■ Brief
Which lines contain the string "phân"? Please list every one of them.

--- --- ---

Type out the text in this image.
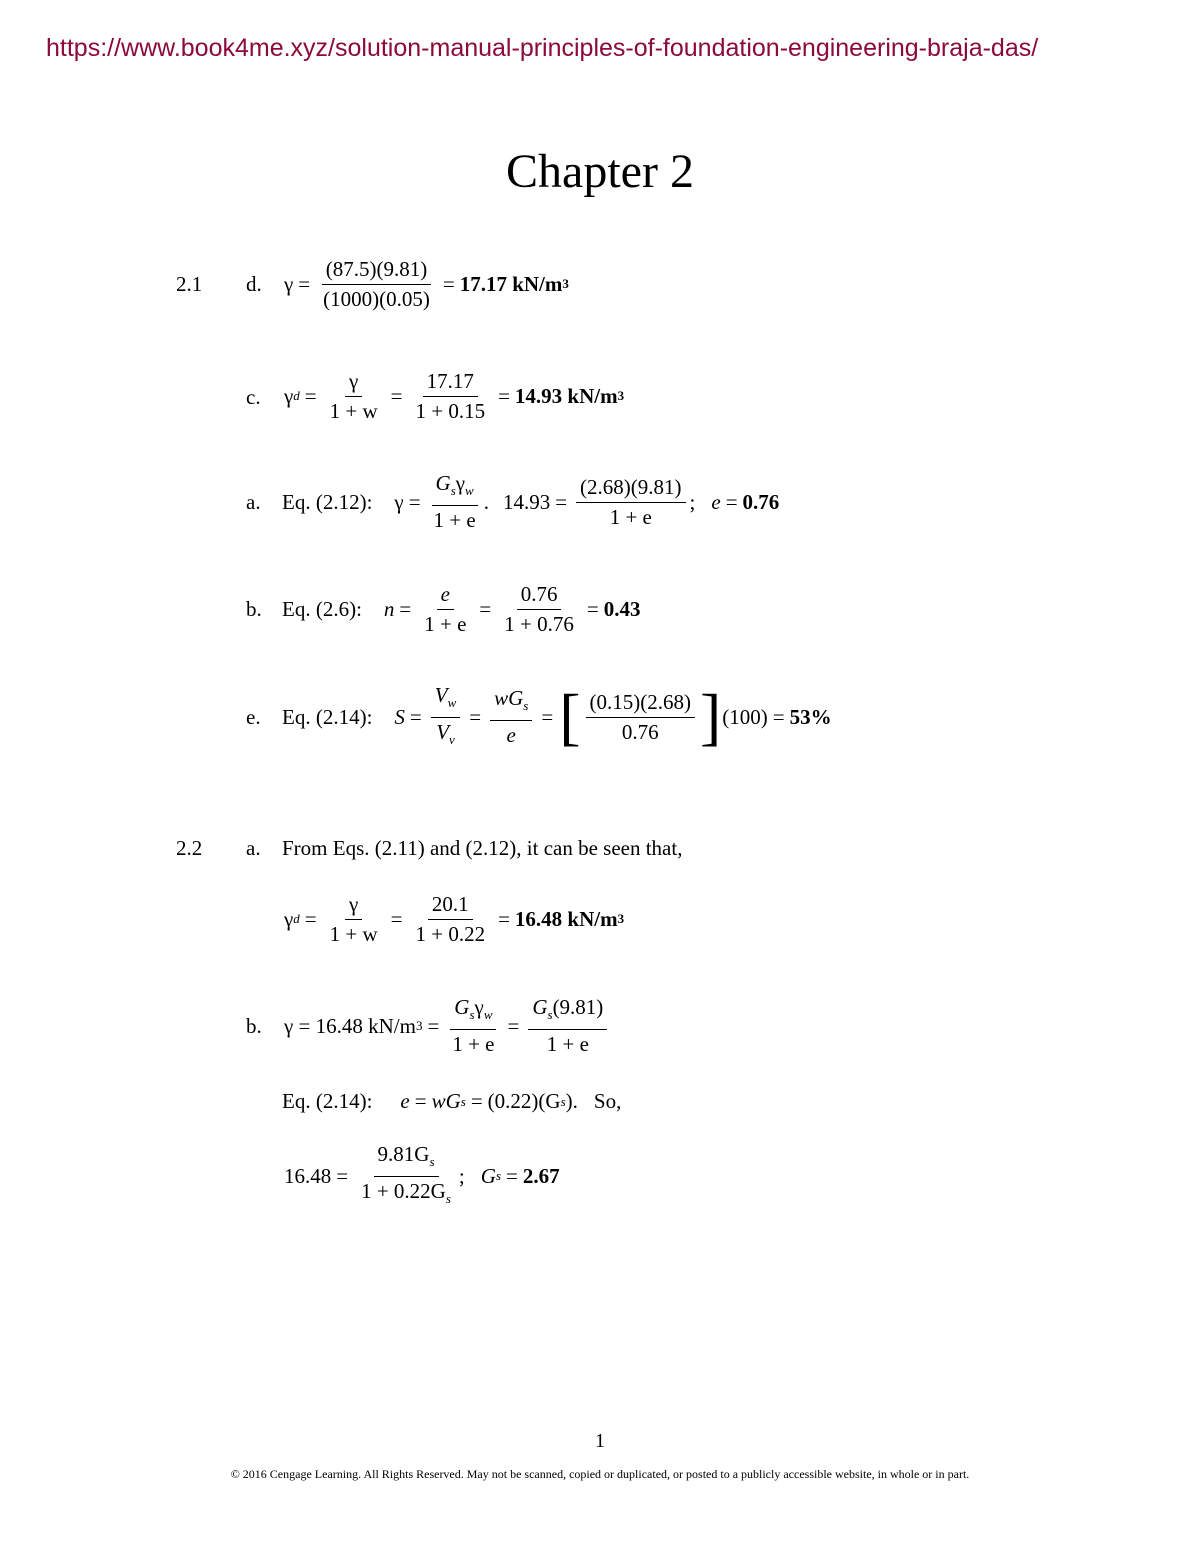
https://www.book4me.xyz/solution-manual-principles-of-foundation-engineering-braja-das/
Chapter 2
2.1 d. $\gamma = \frac{(87.5)(9.81)}{(1000)(0.05)} = 17.17$ kN/m 3
c. γ $d = \frac{\gamma}{1 + w} = \frac{17.17}{1 + 0.15} = 14.93$ kN/m 3
a. Eq. (2.12): $\gamma = \frac{G_s\gamma_w}{1 + e}$ . $14.93 = \frac{(2.68)(9.81)}{1 + e}$ ; e = 0.76
b. Eq. (2.6): $n = \frac{e}{1 + e} = \frac{0.76}{1 + 0.76} = 0.43$
e. Eq. (2.14): $S = \frac{V_w}{V_v} = \frac{wG_s}{e}$ = [ $\frac{(0.15)(2.68)}{0.76}$ ] (100) = 53%
2.2 a. From Eqs. (2.11) and (2.12), it can be seen that,
γ $d = \frac{\gamma}{1 + w} = \frac{20.1}{1 + 0.22} = 16.48$ kN/m 3
b. γ = 16.48 kN/m $3 = \frac{G_s\gamma_w}{1 + e} = \frac{G_s(9.81)}{1 + e}$
Eq. (2.14): e = wG s = (0.22)(G s ). So,
$16.48 = \frac{9.81G_s}{1 + 0.22G_s}$ ; G s = 2.67
1
© 2016 Cengage Learning. All Rights Reserved. May not be scanned, copied or duplicated, or posted to a publicly accessible website, in whole or in part.
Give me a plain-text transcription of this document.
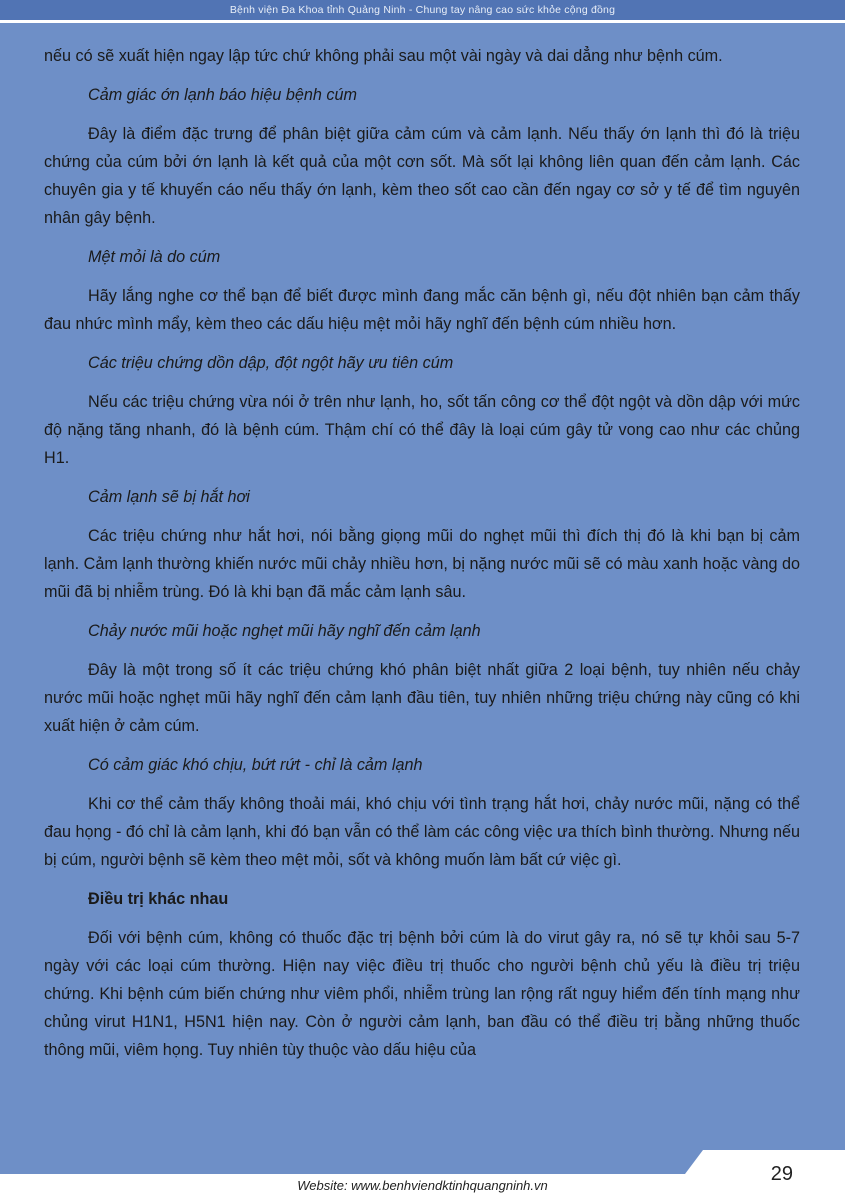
Bệnh viện Đa Khoa tỉnh Quảng Ninh - Chung tay nâng cao sức khỏe cộng đồng

nếu có sẽ xuất hiện ngay lập tức chứ không phải sau một vài ngày và dai dẳng như bệnh cúm.

Cảm giác ớn lạnh báo hiệu bệnh cúm

Đây là điểm đặc trưng để phân biệt giữa cảm cúm và cảm lạnh. Nếu thấy ớn lạnh thì đó là triệu chứng của cúm bởi ớn lạnh là kết quả của một cơn sốt. Mà sốt lại không liên quan đến cảm lạnh. Các chuyên gia y tế khuyến cáo nếu thấy ớn lạnh, kèm theo sốt cao cần đến ngay cơ sở y tế để tìm nguyên nhân gây bệnh.

Mệt mỏi là do cúm

Hãy lắng nghe cơ thể bạn để biết được mình đang mắc căn bệnh gì, nếu đột nhiên bạn cảm thấy đau nhức mình mẩy, kèm theo các dấu hiệu mệt mỏi hãy nghĩ đến bệnh cúm nhiều hơn.

Các triệu chứng dồn dập, đột ngột hãy ưu tiên cúm

Nếu các triệu chứng vừa nói ở trên như lạnh, ho, sốt tấn công cơ thể đột ngột và dồn dập với mức độ nặng tăng nhanh, đó là bệnh cúm. Thậm chí có thể đây là loại cúm gây tử vong cao như các chủng H1.

Cảm lạnh sẽ bị hắt hơi

Các triệu chứng như hắt hơi, nói bằng giọng mũi do nghẹt mũi thì đích thị đó là khi bạn bị cảm lạnh. Cảm lạnh thường khiến nước mũi chảy nhiều hơn, bị nặng nước mũi sẽ có màu xanh hoặc vàng do mũi đã bị nhiễm trùng. Đó là khi bạn đã mắc cảm lạnh sâu.

Chảy nước mũi hoặc nghẹt mũi hãy nghĩ đến cảm lạnh

Đây là một trong số ít các triệu chứng khó phân biệt nhất giữa 2 loại bệnh, tuy nhiên nếu chảy nước mũi hoặc nghẹt mũi hãy nghĩ đến cảm lạnh đầu tiên, tuy nhiên những triệu chứng này cũng có khi xuất hiện ở cảm cúm.

Có cảm giác khó chịu, bứt rứt - chỉ là cảm lạnh

Khi cơ thể cảm thấy không thoải mái, khó chịu với tình trạng hắt hơi, chảy nước mũi, nặng có thể đau họng - đó chỉ là cảm lạnh, khi đó bạn vẫn có thể làm các công việc ưa thích bình thường. Nhưng nếu bị cúm, người bệnh sẽ kèm theo mệt mỏi, sốt và không muốn làm bất cứ việc gì.

Điều trị khác nhau

Đối với bệnh cúm, không có thuốc đặc trị bệnh bởi cúm là do virut gây ra, nó sẽ tự khỏi sau 5-7 ngày với các loại cúm thường. Hiện nay việc điều trị thuốc cho người bệnh chủ yếu là điều trị triệu chứng. Khi bệnh cúm biến chứng như viêm phổi, nhiễm trùng lan rộng rất nguy hiểm đến tính mạng như chủng virut H1N1, H5N1 hiện nay. Còn ở người cảm lạnh, ban đầu có thể điều trị bằng những thuốc thông mũi, viêm họng. Tuy nhiên tùy thuộc vào dấu hiệu của

29
Website: www.benhviendktinhquangninh.vn
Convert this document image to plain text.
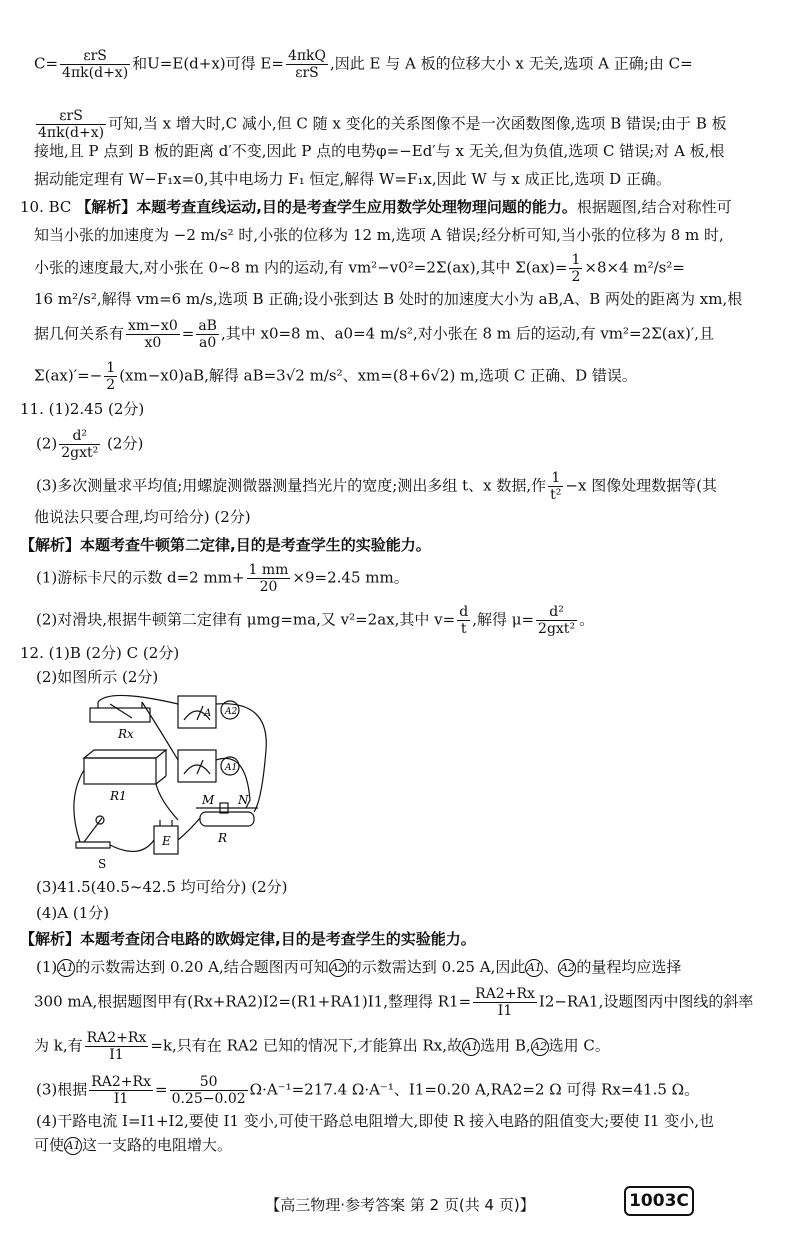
$C= \frac{\text{εrS}}{4\pi k(d+x)}$ 和U=E(d+x)可得 $E= \frac{\text{4πkQ}}{\text{εrS}}$ ,因此 E 与 A 板的位移大小 x 无关,选项 A 正确;由 C=
$\frac{\text{εrS}}{4\pi k(d+x)}$ 可知,当 x 增大时,C 减小,但 C 随 x 变化的关系图像不是一次函数图像,选项 B 错误;由于 B 板
接地,且 P 点到 B 板的距离 d′不变,因此 P 点的电势φ=−Ed′与 x 无关,但为负值,选项 C 错误;对 A 板,根
据动能定理有 W−F₁x=0,其中电场力 F₁ 恒定,解得 W=F₁x,因此 W 与 x 成正比,选项 D 正确。
10. BC 【解析】本题考查直线运动,目的是考查学生应用数学处理物理问题的能力。根据题图,结合对称性可
知当小张的加速度为 −2 m/s² 时,小张的位移为 12 m,选项 A 错误;经分析可知,当小张的位移为 8 m 时,
小张的速度最大,对小张在 0~8 m 内的运动,有 vm²−v0²=2Σ(ax),其中 $\Sigma(ax)= \frac{1}{2} \times 8\times 4$ m²/s²=
16 m²/s²,解得 vm=6 m/s,选项 B 正确;设小张到达 B 处时的加速度大小为 aB,A、B 两处的距离为 xm,根
据几何关系有 $\frac{xm-x0}{x0} = \frac{aB}{a0}$ ,其中 x0=8 m、a0=4 m/s²,对小张在 8 m 后的运动,有 vm²=2Σ(ax)′,且
$\Sigma(ax)'=- \frac{1}{2} (xm-x0)aB$,解得 aB=3√2 m/s²、xm=(8+6√2) m,选项 C 正确、D 错误。
11. (1)2.45 (2分)
$(2) \frac{\text{d²}}{\text{2gxt²}} (2$分)
(3)多次测量求平均值;用螺旋测微器测量挡光片的宽度;测出多组 t、x 数据,作 $\frac{1}{\text{t²}} -x$ 图像处理数据等(其
他说法只要合理,均可给分) (2分)
【解析】本题考查牛顿第二定律,目的是考查学生的实验能力。
(1)游标卡尺的示数 d=2 $mm+ \frac{1 mm}{20} \times 9=2.45$ mm。
(2)对滑块,根据牛顿第二定律有 μmg=ma,又 v²=2ax,其中 $v= \frac{d}{t}$ ,解得 $\mu= \frac{\text{d²}}{\text{2gxt²}}$ 。
12. (1)B (2分) C (2分)
(2)如图所示 (2分)
A A2
A1
Rx
R1	M N
R
E
S
(3)41.5(40.5~42.5 均可给分) (2分)
(4)A (1分)
【解析】本题考查闭合电路的欧姆定律,目的是考查学生的实验能力。
(1) A1 的示数需达到 0.20 A,结合题图丙可知 A2 的示数需达到 0.25 A,因此 A1 、 A2 的量程均应选择
300 mA,根据题图甲有(Rx+RA2)I2=(R1+RA1)I1,整理得 $R1= \frac{RA2+Rx}{I1} I2-RA1$,设题图丙中图线的斜率
为 k,有 $\frac{RA2+Rx}{I1} =k$,只有在 RA2 已知的情况下,才能算出 Rx,故 A1 选用 B, A2 选用 C。
(3)根据 $\frac{RA2+Rx}{I1} = \frac{50}{0.25-0.02} \Omega\cdot A^{-1}=217.4$ Ω·A⁻¹、I1=0.20 A,RA2=2 Ω 可得 Rx=41.5 Ω。
(4)干路电流 I=I1+I2,要使 I1 变小,可使干路总电阻增大,即使 R 接入电路的阻值变大;要使 I1 变小,也
可使 A1 这一支路的电阻增大。
【高三物理·参考答案 第 2 页(共 4 页)】	1003C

--- --- ---

■ Response for this exercise
Đây là điểm đặc trưng để phân biệt giữa cảm cúm và cảm lạnh. Nếu thấy ớn lạnh thì đó là triệu chứng của cúm bởi ớn lạnh là kết quả của một cơn sốt. Mà sốt lại không liên quan đến cảm lạnh. Các chuyên gia y tế khuyến cáo nếu thấy ớn lạnh, kèm theo sốt cao cần đến ngay cơ sở y tế để tìm nguyên nhân gây bệnh.
Đây là một trong số ít các triệu chứng khó phân biệt nhất giữa 2 loại bệnh, tuy nhiên nếu chảy nước mũi hoặc nghẹt mũi hãy nghĩ đến cảm lạnh đầu tiên, tuy nhiên những triệu chứng này cũng có khi xuất hiện ở cảm cúm.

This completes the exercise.